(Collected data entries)
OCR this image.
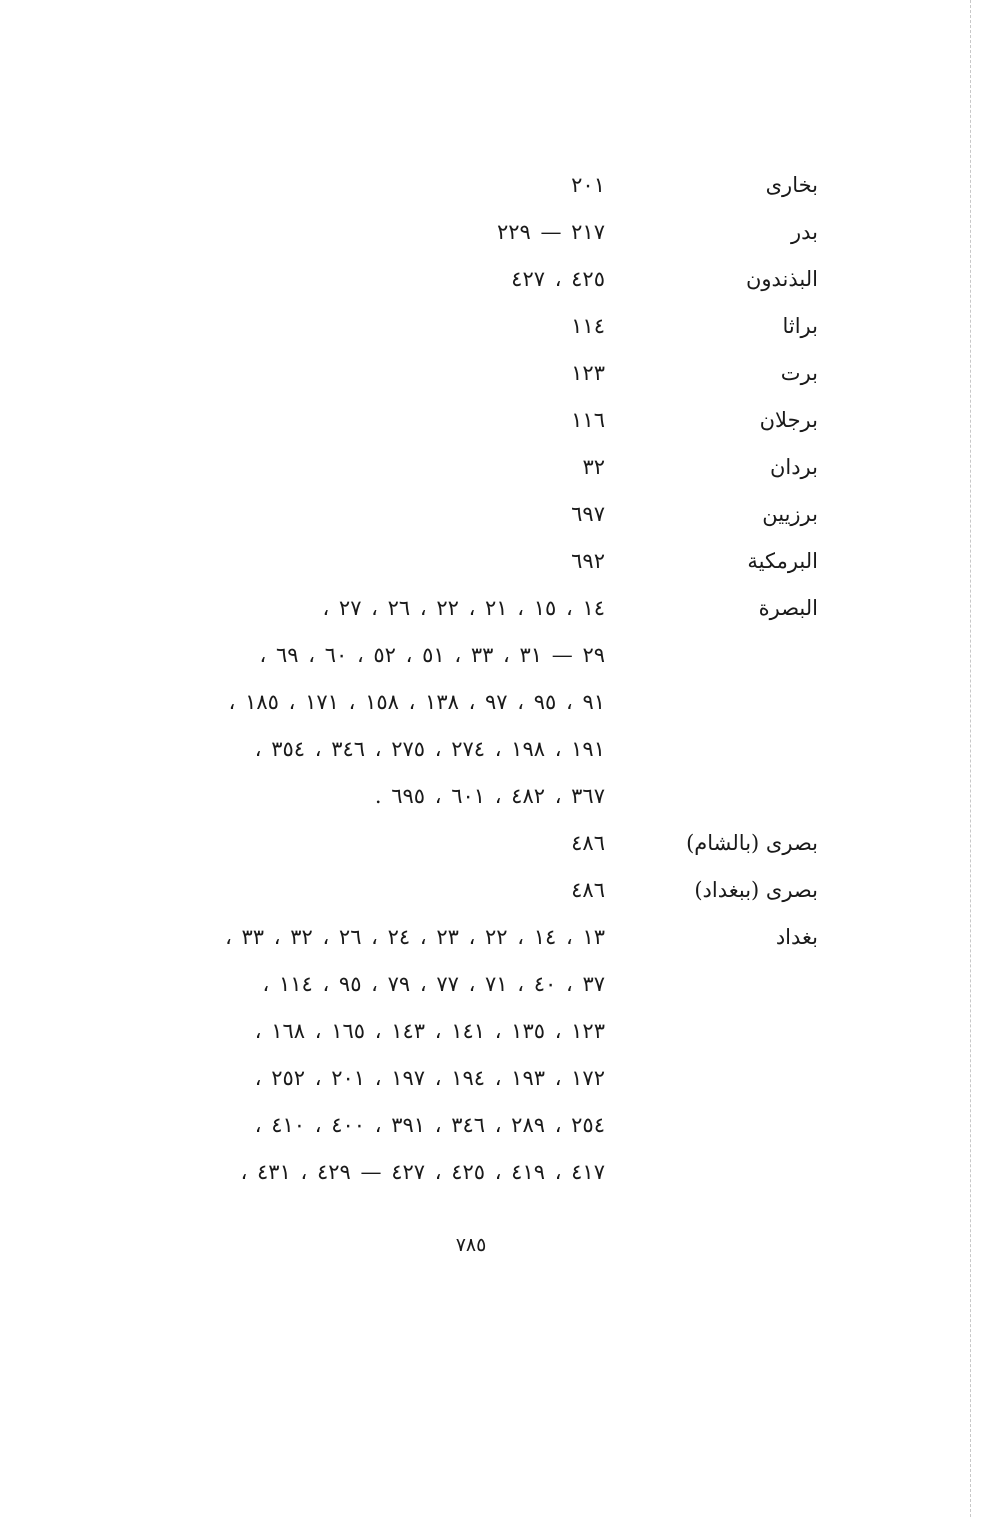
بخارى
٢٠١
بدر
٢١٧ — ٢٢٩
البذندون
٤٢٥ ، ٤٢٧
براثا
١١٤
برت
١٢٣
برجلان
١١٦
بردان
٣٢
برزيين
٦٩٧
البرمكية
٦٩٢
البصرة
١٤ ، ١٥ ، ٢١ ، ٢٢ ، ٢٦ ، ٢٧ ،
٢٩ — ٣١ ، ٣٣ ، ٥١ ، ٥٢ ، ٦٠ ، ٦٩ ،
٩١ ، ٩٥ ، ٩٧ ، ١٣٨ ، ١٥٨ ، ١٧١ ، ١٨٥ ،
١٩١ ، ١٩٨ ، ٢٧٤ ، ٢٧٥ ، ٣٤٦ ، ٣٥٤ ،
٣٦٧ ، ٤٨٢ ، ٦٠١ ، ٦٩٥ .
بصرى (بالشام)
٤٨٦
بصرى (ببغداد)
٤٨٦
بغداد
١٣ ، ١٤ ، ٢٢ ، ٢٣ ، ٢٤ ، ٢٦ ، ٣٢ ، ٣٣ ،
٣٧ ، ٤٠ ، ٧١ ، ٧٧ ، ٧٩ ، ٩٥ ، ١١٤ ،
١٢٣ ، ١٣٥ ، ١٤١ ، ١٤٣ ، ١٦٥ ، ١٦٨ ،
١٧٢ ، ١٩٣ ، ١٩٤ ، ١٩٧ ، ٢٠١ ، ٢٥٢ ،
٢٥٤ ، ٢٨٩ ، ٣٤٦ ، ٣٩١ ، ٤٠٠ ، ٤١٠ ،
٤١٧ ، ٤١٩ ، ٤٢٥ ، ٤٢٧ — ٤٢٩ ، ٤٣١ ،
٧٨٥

* **Task description**: Copy the material above exactly and drop the pictures.

* **Solution to this task**:
OCR this image.
بخارى
٢٠١
بدر
٢١٧ — ٢٢٩
البذندون
٤٢٥ ، ٤٢٧
براثا
١١٤
برت
١٢٣
برجلان
١١٦
بردان
٣٢
برزيين
٦٩٧
البرمكية
٦٩٢
البصرة
١٤ ، ١٥ ، ٢١ ، ٢٢ ، ٢٦ ، ٢٧ ،
٢٩ — ٣١ ، ٣٣ ، ٥١ ، ٥٢ ، ٦٠ ، ٦٩ ،
٩١ ، ٩٥ ، ٩٧ ، ١٣٨ ، ١٥٨ ، ١٧١ ، ١٨٥ ،
١٩١ ، ١٩٨ ، ٢٧٤ ، ٢٧٥ ، ٣٤٦ ، ٣٥٤ ،
٣٦٧ ، ٤٨٢ ، ٦٠١ ، ٦٩٥ .
بصرى (بالشام)
٤٨٦
بصرى (ببغداد)
٤٨٦
بغداد
١٣ ، ١٤ ، ٢٢ ، ٢٣ ، ٢٤ ، ٢٦ ، ٣٢ ، ٣٣ ،
٣٧ ، ٤٠ ، ٧١ ، ٧٧ ، ٧٩ ، ٩٥ ، ١١٤ ،
١٢٣ ، ١٣٥ ، ١٤١ ، ١٤٣ ، ١٦٥ ، ١٦٨ ،
١٧٢ ، ١٩٣ ، ١٩٤ ، ١٩٧ ، ٢٠١ ، ٢٥٢ ،
٢٥٤ ، ٢٨٩ ، ٣٤٦ ، ٣٩١ ، ٤٠٠ ، ٤١٠ ،
٤١٧ ، ٤١٩ ، ٤٢٥ ، ٤٢٧ — ٤٢٩ ، ٤٣١ ،
٧٨٥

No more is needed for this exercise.